### Required work
Wherever a line holds the word "title", copy that line out.

== Data records ==

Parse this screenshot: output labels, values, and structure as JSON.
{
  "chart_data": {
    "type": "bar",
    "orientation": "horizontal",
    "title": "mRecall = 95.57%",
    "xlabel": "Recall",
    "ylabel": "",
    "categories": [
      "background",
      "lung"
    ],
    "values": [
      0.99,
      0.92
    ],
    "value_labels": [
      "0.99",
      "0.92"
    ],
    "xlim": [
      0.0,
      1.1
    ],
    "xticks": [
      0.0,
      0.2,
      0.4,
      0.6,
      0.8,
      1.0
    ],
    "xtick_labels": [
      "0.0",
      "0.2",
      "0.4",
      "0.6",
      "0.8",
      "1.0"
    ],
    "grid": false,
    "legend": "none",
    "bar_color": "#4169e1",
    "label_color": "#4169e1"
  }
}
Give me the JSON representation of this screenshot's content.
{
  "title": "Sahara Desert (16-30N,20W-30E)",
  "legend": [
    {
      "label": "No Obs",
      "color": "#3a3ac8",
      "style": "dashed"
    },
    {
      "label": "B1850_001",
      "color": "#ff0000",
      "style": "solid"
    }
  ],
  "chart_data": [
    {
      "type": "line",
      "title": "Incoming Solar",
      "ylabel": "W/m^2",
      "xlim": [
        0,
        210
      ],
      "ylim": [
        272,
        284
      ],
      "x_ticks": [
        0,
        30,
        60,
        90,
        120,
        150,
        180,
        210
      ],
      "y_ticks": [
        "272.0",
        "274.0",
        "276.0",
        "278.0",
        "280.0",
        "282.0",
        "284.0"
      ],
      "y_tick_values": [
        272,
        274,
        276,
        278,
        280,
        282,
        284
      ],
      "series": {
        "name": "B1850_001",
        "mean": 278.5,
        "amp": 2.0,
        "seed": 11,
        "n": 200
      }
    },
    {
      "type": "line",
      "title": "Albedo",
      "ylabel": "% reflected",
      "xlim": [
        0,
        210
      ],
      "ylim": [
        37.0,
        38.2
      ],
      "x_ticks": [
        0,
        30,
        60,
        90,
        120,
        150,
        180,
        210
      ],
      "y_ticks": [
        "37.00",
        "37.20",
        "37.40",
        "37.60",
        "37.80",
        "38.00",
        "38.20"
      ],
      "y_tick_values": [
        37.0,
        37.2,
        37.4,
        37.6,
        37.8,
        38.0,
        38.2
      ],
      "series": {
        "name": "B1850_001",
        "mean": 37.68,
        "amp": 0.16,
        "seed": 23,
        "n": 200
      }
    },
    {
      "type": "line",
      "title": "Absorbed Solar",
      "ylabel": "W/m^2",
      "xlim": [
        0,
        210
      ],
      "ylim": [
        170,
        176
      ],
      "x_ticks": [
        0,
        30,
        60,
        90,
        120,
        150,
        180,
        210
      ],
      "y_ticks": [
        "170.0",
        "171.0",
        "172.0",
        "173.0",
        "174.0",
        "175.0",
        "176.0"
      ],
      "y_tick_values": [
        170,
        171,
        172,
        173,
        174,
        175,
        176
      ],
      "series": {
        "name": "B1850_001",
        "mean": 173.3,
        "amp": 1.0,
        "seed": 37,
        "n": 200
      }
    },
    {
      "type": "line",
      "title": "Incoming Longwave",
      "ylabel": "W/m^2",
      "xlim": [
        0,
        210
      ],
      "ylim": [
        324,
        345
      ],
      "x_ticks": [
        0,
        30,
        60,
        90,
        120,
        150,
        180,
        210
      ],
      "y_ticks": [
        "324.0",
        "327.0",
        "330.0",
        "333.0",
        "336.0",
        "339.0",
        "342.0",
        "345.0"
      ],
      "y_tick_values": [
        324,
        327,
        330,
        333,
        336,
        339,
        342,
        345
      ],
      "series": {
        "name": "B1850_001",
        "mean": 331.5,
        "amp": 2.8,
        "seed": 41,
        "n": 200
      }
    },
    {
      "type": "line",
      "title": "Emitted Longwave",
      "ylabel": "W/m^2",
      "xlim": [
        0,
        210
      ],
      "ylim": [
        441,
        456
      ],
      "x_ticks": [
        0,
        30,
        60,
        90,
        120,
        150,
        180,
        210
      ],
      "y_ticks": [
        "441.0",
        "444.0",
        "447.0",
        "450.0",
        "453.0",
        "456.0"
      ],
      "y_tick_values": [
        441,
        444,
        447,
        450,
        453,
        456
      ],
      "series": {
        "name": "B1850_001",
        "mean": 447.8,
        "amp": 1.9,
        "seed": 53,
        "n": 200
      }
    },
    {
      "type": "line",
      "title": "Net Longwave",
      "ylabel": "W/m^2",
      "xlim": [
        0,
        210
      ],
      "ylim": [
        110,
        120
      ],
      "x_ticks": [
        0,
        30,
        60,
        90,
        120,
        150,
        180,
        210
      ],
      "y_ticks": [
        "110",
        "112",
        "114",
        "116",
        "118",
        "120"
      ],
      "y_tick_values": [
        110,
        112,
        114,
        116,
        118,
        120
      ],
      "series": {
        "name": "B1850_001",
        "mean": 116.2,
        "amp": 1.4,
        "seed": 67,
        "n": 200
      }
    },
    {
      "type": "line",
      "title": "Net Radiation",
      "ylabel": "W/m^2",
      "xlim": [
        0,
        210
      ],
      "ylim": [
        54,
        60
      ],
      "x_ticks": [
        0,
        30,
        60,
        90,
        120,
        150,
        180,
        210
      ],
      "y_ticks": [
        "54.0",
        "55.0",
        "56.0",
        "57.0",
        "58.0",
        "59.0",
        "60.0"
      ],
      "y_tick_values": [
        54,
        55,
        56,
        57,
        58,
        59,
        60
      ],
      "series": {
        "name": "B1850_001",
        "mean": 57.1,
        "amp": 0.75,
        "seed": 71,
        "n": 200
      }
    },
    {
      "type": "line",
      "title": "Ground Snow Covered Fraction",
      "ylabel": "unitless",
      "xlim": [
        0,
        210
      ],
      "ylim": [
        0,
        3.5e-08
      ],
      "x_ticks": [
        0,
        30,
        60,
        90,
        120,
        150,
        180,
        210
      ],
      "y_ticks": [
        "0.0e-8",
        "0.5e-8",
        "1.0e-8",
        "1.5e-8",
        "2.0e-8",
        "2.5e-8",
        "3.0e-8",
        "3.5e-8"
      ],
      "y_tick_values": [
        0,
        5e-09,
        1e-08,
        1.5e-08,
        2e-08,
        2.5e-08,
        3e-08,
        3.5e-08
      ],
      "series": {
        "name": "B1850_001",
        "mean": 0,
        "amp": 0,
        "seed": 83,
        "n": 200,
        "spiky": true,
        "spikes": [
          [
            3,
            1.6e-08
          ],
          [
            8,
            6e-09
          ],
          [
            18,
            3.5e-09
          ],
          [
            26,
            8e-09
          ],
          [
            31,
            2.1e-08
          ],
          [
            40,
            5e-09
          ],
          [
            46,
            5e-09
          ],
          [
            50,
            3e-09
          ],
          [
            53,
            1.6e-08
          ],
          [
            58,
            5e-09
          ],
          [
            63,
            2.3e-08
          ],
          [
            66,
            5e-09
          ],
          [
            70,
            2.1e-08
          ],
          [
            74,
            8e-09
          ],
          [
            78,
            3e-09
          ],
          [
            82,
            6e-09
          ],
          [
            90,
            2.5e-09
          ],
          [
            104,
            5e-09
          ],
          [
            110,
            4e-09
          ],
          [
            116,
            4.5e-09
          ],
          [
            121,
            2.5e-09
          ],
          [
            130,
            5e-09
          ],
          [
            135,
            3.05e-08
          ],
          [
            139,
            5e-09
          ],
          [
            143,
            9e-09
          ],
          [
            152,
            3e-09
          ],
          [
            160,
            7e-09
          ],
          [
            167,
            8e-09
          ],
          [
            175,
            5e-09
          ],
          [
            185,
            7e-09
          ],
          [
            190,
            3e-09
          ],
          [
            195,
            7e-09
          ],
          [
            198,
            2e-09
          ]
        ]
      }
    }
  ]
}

===
== Data records ==

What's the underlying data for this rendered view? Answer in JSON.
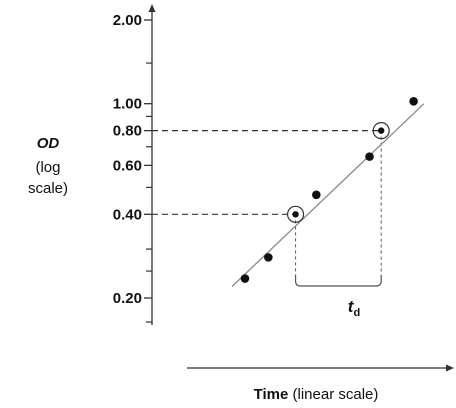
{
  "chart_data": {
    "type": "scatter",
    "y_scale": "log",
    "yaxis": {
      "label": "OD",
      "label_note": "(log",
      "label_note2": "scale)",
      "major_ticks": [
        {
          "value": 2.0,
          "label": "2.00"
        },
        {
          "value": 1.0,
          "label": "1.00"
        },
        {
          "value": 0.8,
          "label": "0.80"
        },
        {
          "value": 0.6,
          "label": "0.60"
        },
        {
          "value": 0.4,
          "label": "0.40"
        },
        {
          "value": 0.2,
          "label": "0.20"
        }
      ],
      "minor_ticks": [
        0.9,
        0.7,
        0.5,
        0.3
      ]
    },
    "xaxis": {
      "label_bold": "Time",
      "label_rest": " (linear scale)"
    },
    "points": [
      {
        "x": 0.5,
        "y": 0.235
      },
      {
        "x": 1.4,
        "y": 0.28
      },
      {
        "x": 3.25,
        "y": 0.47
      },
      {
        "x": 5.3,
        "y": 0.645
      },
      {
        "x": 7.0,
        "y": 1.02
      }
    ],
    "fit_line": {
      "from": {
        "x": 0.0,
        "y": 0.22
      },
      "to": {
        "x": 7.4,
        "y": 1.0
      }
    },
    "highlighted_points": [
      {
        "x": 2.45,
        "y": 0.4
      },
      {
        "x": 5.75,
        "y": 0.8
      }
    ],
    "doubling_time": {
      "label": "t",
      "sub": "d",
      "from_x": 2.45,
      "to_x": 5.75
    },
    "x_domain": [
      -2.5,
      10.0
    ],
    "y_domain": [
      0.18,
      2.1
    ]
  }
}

===

### Exercise output
    "title": "mRecall = 95.57%",
  "title": "Sahara Desert (16-30N,20W-30E)",
      "title": "Incoming Solar",
      "title": "Albedo",
      "title": "Absorbed Solar",
      "title": "Incoming Longwave",
      "title": "Emitted Longwave",
      "title": "Net Longwave",
      "title": "Net Radiation",
      "title": "Ground Snow Covered Fraction",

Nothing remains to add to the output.